Your goal :: Word for word, repeat the entries, minus the pictures.

══ Raw data ══

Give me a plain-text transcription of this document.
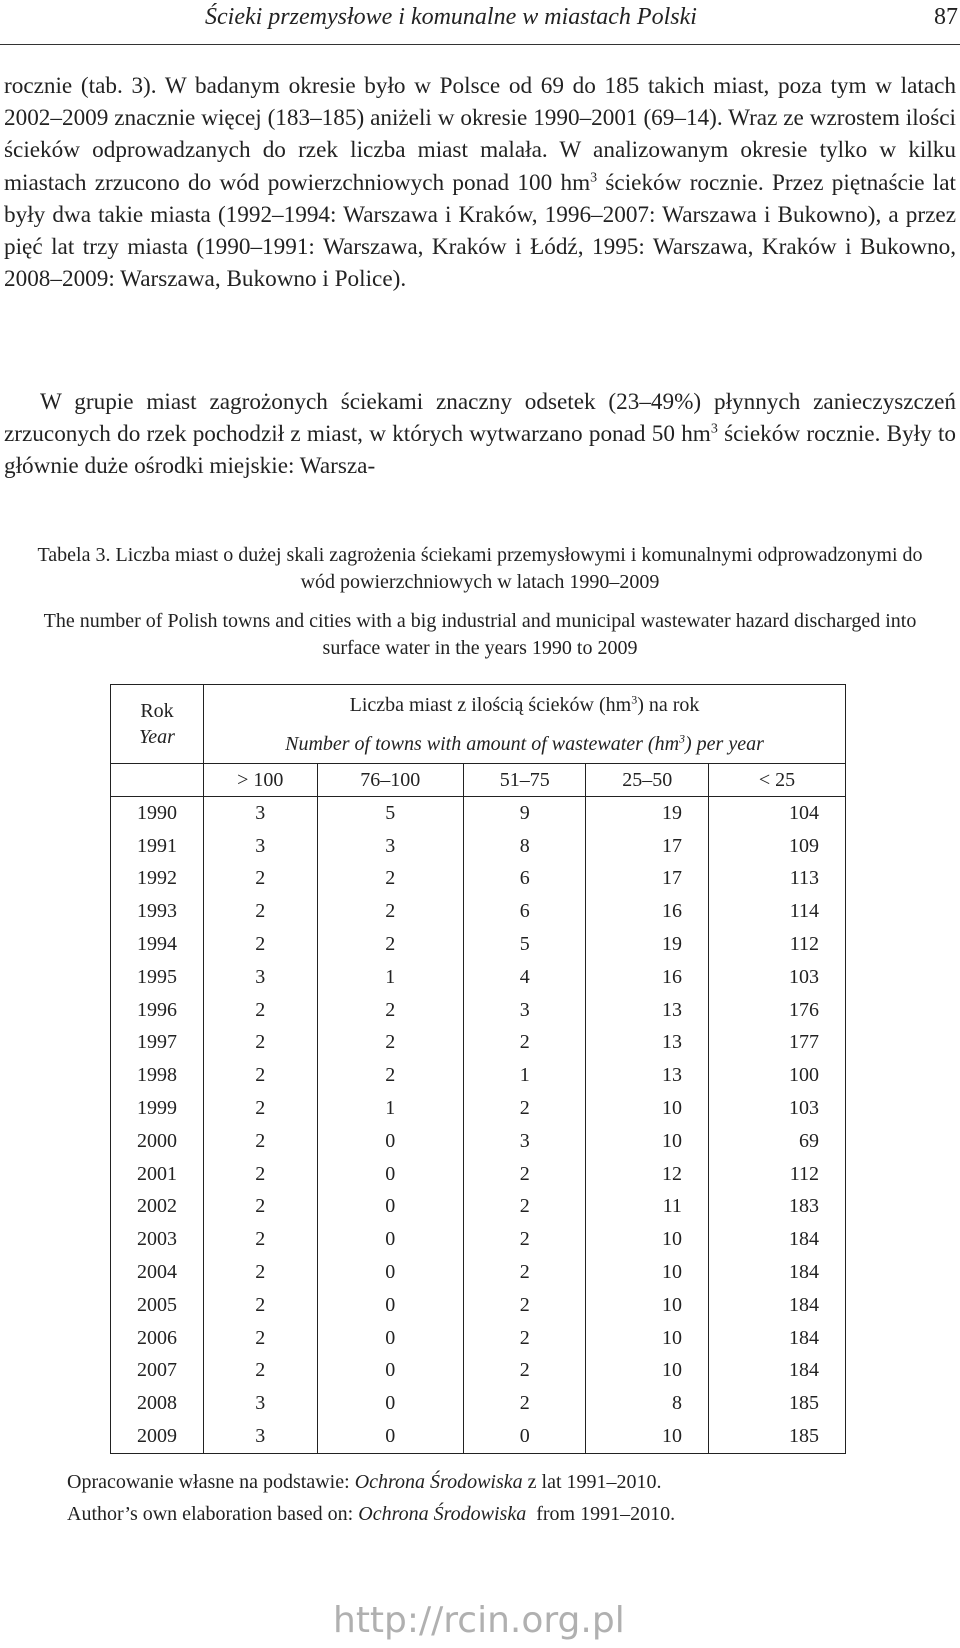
Ścieki przemysłowe i komunalne w miastach Polski	87

rocznie (tab. 3). W badanym okresie było w Polsce od 69 do 185 takich miast, poza tym w latach 2002–2009 znacznie więcej (183–185) aniżeli w okresie 1990–2001 (69–14). Wraz ze wzrostem ilości ścieków odprowadzanych do rzek liczba miast malała. W analizowanym okresie tylko w kilku miastach zrzucono do wód powierzchniowych ponad 100 $hm^3$ ścieków rocznie. Przez piętnaście lat były dwa takie miasta (1992–1994: Warszawa i Kraków, 1996–2007: Warszawa i Bukowno), a przez pięć lat trzy miasta (1990–1991: Warszawa, Kraków i Łódź, 1995: Warszawa, Kraków i Bukowno, 2008–2009: Warszawa, Bukowno i Police).

W grupie miast zagrożonych ściekami znaczny odsetek (23–49%) płynnych zanieczyszczeń zrzuconych do rzek pochodził z miast, w których wytwarzano ponad 50 $hm^3$ ścieków rocznie. Były to głównie duże ośrodki miejskie: Warsza-

Tabela 3. Liczba miast o dużej skali zagrożenia ściekami przemysłowymi i komunalnymi odprowadzonymi do wód powierzchniowych w latach 1990–2009

The number of Polish towns and cities with a big industrial and municipal wastewater hazard discharged into surface water in the years 1990 to 2009

Rok
Year	Liczba miast z ilością ścieków $(hm^3)$ na rok				
	Number of towns with amount of wastewater $(hm^3)$ per year				
	> 100	76–100	51–75	25–50	< 25
1990	3	5	9	19	104
1991	3	3	8	17	109
1992	2	2	6	17	113
1993	2	2	6	16	114
1994	2	2	5	19	112
1995	3	1	4	16	103
1996	2	2	3	13	176
1997	2	2	2	13	177
1998	2	2	1	13	100
1999	2	1	2	10	103
2000	2	0	3	10	69
2001	2	0	2	12	112
2002	2	0	2	11	183
2003	2	0	2	10	184
2004	2	0	2	10	184
2005	2	0	2	10	184
2006	2	0	2	10	184
2007	2	0	2	10	184
2008	3	0	2	8	185
2009	3	0	0	10	185

Opracowanie własne na podstawie: Ochrona Środowiska z lat 1991–2010.

Author’s own elaboration based on: Ochrona Środowiska  from 1991–2010.

http://rcin.org.pl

═══

Answer to this problem ::
Give me a plain-text transcription of this document.
Ścieki przemysłowe i komunalne w miastach Polski	87

rocznie (tab. 3). W badanym okresie było w Polsce od 69 do 185 takich miast, poza tym w latach 2002–2009 znacznie więcej (183–185) aniżeli w okresie 1990–2001 (69–14). Wraz ze wzrostem ilości ścieków odprowadzanych do rzek liczba miast malała. W analizowanym okresie tylko w kilku miastach zrzucono do wód powierzchniowych ponad 100 $hm^3$ ścieków rocznie. Przez piętnaście lat były dwa takie miasta (1992–1994: Warszawa i Kraków, 1996–2007: Warszawa i Bukowno), a przez pięć lat trzy miasta (1990–1991: Warszawa, Kraków i Łódź, 1995: Warszawa, Kraków i Bukowno, 2008–2009: Warszawa, Bukowno i Police).

W grupie miast zagrożonych ściekami znaczny odsetek (23–49%) płynnych zanieczyszczeń zrzuconych do rzek pochodził z miast, w których wytwarzano ponad 50 $hm^3$ ścieków rocznie. Były to głównie duże ośrodki miejskie: Warsza-

Tabela 3. Liczba miast o dużej skali zagrożenia ściekami przemysłowymi i komunalnymi odprowadzonymi do wód powierzchniowych w latach 1990–2009

The number of Polish towns and cities with a big industrial and municipal wastewater hazard discharged into surface water in the years 1990 to 2009

Rok
Year	Liczba miast z ilością ścieków $(hm^3)$ na rok				
	Number of towns with amount of wastewater $(hm^3)$ per year				
	> 100	76–100	51–75	25–50	< 25
1990	3	5	9	19	104
1991	3	3	8	17	109
1992	2	2	6	17	113
1993	2	2	6	16	114
1994	2	2	5	19	112
1995	3	1	4	16	103
1996	2	2	3	13	176
1997	2	2	2	13	177
1998	2	2	1	13	100
1999	2	1	2	10	103
2000	2	0	3	10	69
2001	2	0	2	12	112
2002	2	0	2	11	183
2003	2	0	2	10	184
2004	2	0	2	10	184
2005	2	0	2	10	184
2006	2	0	2	10	184
2007	2	0	2	10	184
2008	3	0	2	8	185
2009	3	0	0	10	185

Opracowanie własne na podstawie: Ochrona Środowiska z lat 1991–2010.

Author’s own elaboration based on: Ochrona Środowiska  from 1991–2010.

http://rcin.org.pl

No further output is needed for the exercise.